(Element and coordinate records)
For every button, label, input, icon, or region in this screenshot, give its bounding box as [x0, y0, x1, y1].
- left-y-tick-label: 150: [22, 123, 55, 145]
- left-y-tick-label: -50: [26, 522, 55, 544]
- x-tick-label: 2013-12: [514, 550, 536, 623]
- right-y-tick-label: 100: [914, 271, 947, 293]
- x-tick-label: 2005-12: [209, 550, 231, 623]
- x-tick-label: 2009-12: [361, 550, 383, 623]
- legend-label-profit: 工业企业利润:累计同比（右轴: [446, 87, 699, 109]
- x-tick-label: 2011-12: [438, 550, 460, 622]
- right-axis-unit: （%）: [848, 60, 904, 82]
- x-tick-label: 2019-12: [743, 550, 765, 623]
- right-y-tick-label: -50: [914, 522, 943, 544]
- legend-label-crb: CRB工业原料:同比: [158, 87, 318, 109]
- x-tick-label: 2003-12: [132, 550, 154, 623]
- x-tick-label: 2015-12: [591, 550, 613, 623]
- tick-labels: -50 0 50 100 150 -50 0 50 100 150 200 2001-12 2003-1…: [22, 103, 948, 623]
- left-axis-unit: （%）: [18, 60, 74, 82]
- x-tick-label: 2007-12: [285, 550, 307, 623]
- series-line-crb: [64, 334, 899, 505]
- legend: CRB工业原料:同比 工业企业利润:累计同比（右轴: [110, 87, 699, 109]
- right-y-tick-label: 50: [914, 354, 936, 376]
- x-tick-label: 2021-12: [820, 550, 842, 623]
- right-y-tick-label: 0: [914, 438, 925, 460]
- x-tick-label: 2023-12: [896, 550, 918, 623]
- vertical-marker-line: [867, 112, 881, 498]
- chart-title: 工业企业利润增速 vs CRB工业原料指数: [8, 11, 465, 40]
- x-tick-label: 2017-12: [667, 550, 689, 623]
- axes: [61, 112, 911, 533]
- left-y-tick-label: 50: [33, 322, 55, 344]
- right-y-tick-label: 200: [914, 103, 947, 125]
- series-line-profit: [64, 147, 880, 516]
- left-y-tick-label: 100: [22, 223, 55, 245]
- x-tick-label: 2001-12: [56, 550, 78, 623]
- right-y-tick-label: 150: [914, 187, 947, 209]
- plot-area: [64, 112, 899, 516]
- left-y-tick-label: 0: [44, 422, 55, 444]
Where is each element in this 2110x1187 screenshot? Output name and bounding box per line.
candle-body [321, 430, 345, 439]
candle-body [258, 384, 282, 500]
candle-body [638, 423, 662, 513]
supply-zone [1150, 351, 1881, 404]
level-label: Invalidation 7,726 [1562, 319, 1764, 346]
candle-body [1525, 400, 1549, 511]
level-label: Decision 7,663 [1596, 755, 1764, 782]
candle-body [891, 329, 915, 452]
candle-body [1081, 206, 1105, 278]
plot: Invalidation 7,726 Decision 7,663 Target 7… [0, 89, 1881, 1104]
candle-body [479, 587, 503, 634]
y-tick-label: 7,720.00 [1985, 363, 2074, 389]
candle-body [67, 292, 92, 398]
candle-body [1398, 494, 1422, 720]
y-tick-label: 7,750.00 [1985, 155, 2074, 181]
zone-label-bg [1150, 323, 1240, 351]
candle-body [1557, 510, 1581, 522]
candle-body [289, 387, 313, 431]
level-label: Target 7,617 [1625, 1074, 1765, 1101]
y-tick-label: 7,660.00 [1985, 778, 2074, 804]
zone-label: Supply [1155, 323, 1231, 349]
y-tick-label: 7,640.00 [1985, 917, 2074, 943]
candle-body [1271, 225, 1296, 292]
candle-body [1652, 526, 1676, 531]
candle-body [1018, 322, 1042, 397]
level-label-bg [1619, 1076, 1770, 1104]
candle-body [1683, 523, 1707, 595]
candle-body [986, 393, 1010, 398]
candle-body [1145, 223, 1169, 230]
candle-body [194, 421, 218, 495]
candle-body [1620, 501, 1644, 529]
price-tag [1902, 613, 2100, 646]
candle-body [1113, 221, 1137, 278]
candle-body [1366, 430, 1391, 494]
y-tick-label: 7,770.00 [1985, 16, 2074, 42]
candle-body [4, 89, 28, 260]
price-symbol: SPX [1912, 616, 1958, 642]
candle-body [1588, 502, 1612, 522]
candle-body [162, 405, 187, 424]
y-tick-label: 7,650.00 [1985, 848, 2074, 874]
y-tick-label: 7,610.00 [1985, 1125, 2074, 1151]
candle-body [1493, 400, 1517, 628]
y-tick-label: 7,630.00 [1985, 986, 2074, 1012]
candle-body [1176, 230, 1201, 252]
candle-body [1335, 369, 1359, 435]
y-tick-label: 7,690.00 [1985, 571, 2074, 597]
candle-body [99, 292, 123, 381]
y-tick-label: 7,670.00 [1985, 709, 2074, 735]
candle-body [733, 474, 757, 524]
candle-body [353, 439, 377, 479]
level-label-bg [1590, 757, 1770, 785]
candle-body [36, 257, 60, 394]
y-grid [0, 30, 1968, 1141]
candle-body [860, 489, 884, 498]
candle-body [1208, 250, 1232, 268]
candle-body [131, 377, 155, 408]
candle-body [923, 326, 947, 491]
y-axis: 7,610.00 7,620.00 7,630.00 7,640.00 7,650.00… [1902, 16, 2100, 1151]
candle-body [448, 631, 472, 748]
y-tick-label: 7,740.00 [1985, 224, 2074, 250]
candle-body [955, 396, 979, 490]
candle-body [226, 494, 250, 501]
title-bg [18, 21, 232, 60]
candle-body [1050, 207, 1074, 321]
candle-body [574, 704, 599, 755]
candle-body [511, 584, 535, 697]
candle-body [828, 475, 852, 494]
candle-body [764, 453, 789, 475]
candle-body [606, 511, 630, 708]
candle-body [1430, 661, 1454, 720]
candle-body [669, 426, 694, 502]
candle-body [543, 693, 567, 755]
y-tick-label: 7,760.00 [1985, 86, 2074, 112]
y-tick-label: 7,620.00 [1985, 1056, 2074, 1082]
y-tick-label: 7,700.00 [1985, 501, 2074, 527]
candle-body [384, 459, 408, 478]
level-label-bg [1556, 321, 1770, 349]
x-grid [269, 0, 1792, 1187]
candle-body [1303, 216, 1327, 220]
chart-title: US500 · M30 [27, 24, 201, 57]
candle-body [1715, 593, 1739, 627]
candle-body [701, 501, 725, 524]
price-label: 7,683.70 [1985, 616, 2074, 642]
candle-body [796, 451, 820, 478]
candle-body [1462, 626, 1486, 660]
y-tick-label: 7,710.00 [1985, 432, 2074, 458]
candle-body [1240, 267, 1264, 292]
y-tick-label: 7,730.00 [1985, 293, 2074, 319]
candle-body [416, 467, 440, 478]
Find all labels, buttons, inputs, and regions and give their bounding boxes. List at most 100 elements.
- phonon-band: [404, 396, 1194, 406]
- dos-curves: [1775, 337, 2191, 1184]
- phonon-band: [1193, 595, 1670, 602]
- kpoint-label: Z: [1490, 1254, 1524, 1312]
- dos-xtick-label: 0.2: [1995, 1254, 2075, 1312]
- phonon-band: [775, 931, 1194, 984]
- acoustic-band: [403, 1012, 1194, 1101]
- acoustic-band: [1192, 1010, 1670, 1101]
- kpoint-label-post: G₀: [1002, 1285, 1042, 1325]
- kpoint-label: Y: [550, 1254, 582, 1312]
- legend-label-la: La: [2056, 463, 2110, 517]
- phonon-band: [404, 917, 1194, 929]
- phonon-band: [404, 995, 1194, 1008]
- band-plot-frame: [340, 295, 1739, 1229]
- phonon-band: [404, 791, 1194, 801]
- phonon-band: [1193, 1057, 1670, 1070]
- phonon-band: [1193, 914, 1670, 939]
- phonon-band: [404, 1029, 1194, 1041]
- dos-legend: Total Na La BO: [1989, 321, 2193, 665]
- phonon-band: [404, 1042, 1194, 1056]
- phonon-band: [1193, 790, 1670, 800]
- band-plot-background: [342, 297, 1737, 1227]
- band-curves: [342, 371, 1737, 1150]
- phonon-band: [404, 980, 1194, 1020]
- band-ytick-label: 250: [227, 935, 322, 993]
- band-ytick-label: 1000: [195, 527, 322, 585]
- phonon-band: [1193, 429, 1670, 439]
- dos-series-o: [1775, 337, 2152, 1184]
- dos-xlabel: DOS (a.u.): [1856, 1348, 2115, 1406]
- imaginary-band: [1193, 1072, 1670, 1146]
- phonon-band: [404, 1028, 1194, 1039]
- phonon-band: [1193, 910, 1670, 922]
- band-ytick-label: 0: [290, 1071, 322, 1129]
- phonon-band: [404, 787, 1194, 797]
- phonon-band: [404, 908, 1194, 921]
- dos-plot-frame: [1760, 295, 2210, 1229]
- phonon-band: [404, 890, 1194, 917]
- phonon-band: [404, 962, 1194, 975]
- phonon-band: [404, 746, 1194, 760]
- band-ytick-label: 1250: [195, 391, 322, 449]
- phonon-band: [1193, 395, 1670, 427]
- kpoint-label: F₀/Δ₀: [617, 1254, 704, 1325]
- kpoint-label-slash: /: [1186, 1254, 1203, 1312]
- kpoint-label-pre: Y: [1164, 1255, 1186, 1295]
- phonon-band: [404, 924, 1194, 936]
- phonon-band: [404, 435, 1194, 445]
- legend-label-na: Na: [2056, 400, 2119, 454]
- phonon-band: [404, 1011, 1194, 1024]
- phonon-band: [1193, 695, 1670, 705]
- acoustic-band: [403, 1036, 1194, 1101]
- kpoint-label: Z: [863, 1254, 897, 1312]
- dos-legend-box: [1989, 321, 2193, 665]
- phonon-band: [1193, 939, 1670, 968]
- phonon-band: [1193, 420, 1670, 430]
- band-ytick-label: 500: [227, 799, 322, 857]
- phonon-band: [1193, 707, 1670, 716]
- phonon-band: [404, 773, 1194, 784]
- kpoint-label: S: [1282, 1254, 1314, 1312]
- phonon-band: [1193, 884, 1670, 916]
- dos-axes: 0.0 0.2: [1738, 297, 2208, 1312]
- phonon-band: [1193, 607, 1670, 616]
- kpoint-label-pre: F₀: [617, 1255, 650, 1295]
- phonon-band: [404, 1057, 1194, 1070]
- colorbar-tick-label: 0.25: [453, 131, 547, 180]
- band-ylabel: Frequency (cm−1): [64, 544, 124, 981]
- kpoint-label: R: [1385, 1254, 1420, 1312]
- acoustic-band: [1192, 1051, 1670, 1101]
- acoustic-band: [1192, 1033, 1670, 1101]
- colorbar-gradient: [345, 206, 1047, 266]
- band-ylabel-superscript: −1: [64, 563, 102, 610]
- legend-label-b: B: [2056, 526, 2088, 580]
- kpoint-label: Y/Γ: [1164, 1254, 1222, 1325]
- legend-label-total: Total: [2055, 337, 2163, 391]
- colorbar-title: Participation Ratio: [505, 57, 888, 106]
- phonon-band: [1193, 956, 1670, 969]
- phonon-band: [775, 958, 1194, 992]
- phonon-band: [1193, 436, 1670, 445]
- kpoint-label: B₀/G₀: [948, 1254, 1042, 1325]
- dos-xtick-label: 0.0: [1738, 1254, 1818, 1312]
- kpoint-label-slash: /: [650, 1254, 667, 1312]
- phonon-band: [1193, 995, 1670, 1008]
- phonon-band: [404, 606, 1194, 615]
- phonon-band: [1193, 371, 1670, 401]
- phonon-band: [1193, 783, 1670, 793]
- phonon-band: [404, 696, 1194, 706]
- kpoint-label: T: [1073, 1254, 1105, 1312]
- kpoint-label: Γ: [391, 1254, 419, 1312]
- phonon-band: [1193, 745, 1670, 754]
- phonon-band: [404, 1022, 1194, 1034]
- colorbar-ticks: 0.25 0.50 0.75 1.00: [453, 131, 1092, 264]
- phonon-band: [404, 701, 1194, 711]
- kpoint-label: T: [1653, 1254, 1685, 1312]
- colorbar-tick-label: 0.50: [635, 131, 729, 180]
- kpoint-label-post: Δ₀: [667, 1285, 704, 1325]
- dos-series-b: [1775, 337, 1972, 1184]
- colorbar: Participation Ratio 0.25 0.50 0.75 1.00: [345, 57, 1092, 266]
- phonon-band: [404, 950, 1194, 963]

■ Requirements ■
Could you reproduce the data from its first line through the line that contains "- right-y-tick-label: -50: [914, 522, 943, 544]", substituting "secondary-y-tick-label" for every "right-y-tick-label" and leaving everything else unchanged?

■ The result ■
For every button, label, input, icon, or region in this screenshot, give its bounding box as [x0, y0, x1, y1].
- left-y-tick-label: 150: [22, 123, 55, 145]
- left-y-tick-label: -50: [26, 522, 55, 544]
- x-tick-label: 2013-12: [514, 550, 536, 623]
- secondary-y-tick-label: 100: [914, 271, 947, 293]
- x-tick-label: 2005-12: [209, 550, 231, 623]
- x-tick-label: 2009-12: [361, 550, 383, 623]
- legend-label-profit: 工业企业利润:累计同比（右轴: [446, 87, 699, 109]
- x-tick-label: 2011-12: [438, 550, 460, 622]
- right-axis-unit: （%）: [848, 60, 904, 82]
- x-tick-label: 2019-12: [743, 550, 765, 623]
- secondary-y-tick-label: -50: [914, 522, 943, 544]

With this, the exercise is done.